Figure content listings
□ □ □ □

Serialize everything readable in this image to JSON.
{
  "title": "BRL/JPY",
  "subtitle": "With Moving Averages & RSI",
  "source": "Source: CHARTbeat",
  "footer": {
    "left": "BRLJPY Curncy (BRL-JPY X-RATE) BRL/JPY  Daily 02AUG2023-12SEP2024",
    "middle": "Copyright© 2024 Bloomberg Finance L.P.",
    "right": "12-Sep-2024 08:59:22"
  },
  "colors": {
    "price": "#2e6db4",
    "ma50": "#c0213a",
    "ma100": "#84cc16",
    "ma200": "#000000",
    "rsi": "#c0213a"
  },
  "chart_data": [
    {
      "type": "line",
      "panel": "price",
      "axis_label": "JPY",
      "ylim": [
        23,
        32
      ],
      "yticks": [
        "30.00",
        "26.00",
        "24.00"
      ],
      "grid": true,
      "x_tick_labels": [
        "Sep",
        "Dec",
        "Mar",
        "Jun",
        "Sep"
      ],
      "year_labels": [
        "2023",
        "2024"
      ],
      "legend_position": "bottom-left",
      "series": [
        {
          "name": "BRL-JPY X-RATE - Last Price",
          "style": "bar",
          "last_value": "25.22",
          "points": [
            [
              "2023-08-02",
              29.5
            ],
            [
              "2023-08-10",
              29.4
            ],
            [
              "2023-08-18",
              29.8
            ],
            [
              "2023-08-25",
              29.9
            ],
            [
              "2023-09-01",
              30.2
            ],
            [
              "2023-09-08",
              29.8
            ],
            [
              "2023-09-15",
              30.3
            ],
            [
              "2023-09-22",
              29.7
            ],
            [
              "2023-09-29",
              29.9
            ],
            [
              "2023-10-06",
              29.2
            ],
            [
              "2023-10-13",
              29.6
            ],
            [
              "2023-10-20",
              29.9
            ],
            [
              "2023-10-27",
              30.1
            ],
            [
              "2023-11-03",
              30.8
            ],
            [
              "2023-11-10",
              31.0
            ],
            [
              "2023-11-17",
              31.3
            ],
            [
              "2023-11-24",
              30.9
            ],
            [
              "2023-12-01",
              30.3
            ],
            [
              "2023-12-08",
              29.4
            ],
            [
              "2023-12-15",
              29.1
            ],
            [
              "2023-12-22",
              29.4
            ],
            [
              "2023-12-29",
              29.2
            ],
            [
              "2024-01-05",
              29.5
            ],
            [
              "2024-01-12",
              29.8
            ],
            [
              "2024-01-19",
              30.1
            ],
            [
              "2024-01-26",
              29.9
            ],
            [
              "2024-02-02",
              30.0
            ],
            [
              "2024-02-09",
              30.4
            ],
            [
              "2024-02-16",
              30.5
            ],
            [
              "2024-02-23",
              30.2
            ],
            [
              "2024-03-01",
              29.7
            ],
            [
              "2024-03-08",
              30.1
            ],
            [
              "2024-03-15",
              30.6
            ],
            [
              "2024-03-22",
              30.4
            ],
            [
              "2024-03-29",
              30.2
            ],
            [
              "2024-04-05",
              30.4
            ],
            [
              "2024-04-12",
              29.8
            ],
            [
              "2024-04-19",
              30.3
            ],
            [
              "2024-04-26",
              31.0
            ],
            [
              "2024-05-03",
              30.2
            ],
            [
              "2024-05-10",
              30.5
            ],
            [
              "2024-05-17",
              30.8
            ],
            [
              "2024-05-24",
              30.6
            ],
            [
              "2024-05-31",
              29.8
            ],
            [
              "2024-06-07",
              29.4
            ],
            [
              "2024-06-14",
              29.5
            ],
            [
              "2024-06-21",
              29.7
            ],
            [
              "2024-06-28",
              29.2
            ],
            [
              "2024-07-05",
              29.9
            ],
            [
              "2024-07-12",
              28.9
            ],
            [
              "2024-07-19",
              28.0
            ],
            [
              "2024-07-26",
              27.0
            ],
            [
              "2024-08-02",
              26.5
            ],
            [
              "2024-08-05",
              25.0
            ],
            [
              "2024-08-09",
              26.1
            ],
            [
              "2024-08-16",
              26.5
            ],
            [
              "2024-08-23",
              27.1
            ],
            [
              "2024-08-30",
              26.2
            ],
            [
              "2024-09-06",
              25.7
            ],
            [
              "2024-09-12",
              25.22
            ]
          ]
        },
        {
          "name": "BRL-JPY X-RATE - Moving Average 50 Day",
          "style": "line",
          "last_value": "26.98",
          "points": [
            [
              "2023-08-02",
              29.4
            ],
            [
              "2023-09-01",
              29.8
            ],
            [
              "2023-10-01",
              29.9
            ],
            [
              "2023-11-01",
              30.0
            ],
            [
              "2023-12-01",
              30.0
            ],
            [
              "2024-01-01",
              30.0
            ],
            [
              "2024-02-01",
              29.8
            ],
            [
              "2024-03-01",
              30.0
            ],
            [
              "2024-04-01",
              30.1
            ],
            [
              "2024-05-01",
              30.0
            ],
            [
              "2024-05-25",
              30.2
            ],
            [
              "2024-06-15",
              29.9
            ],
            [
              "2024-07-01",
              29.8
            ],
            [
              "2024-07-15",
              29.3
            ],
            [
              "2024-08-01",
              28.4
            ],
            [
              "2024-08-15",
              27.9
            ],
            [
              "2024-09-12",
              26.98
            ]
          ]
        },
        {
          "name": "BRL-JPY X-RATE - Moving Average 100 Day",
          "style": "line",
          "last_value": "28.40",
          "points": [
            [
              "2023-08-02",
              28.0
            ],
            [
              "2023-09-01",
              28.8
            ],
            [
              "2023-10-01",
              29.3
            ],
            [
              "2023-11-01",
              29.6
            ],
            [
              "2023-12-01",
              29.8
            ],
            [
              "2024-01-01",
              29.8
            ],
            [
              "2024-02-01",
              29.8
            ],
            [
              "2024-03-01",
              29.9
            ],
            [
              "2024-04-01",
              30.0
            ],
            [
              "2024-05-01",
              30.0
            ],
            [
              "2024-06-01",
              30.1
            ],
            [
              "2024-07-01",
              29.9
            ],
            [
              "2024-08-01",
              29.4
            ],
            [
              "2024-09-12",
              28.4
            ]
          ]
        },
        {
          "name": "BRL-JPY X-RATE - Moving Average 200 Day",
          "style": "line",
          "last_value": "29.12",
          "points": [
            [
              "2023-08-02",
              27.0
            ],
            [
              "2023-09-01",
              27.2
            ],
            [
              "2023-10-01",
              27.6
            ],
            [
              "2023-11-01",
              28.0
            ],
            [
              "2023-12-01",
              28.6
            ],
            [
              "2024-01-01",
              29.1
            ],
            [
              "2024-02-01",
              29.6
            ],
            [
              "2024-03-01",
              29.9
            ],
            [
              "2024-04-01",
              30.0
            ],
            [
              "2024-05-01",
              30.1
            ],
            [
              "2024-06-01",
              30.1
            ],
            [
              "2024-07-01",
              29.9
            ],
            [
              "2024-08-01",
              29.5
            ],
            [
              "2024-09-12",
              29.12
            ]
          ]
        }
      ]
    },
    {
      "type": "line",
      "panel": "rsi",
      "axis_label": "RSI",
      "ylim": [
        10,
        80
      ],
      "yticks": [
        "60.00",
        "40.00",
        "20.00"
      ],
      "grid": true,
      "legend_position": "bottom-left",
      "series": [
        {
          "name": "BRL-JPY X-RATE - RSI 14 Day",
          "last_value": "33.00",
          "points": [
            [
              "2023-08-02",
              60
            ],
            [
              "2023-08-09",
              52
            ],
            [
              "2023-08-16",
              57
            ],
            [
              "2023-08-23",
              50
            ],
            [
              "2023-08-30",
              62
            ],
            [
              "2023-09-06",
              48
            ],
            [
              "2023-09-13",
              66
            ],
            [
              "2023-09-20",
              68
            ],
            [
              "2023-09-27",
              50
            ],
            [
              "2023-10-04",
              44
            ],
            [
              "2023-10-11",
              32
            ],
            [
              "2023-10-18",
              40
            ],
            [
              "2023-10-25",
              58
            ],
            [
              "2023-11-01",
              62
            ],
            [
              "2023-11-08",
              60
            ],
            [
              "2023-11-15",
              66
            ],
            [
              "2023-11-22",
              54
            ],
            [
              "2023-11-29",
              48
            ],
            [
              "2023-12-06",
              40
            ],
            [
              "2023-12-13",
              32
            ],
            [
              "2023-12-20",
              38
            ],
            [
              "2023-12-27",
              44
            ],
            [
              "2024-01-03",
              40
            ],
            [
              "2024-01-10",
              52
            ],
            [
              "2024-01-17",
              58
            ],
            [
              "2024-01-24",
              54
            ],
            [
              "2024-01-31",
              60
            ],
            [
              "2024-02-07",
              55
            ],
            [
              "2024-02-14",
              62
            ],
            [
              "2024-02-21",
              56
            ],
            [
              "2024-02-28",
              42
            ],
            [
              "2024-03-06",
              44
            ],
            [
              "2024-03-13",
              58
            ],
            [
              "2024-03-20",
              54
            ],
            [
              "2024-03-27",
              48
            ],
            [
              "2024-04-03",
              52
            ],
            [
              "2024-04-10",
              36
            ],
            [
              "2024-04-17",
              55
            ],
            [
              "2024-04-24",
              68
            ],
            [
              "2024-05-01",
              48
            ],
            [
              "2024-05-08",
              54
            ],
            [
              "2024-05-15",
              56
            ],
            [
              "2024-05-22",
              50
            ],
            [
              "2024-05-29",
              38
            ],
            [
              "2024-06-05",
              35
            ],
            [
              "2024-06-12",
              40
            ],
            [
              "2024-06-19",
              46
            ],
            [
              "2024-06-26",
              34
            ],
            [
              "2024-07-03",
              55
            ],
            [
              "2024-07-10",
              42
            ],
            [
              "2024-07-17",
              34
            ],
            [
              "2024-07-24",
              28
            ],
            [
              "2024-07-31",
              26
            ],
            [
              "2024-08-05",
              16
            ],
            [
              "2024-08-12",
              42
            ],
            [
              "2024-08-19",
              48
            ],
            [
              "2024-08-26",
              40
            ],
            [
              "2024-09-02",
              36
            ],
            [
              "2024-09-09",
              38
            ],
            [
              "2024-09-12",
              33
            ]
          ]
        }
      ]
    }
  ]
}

□ □ □ □

● STATED TASK:
Using the material above, state how many lines include the string "Moving". Answer with a single number.

● ANSWER IN FULL:
4